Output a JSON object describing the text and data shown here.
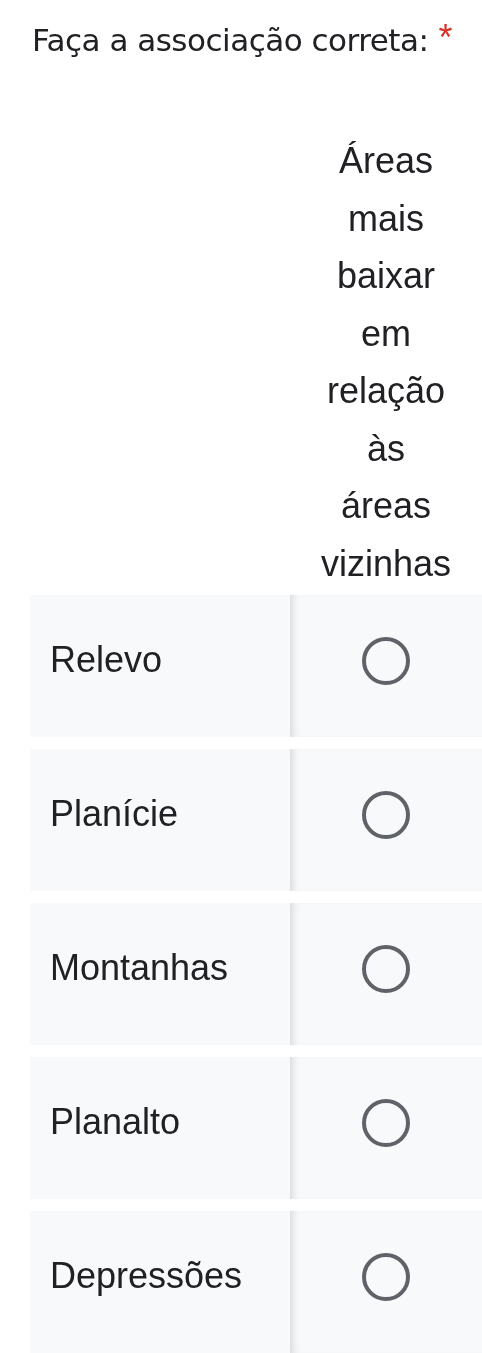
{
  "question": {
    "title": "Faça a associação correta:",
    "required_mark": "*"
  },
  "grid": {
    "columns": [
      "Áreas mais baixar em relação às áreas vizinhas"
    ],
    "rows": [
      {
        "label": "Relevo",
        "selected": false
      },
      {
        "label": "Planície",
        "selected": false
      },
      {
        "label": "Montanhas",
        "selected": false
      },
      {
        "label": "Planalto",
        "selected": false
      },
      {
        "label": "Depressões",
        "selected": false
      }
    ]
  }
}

## Your objective
Go through the records above, find every line with the word "label", and list those lines.

## Complete output
        "label": "Relevo",
        "label": "Planície",
        "label": "Montanhas",
        "label": "Planalto",
        "label": "Depressões",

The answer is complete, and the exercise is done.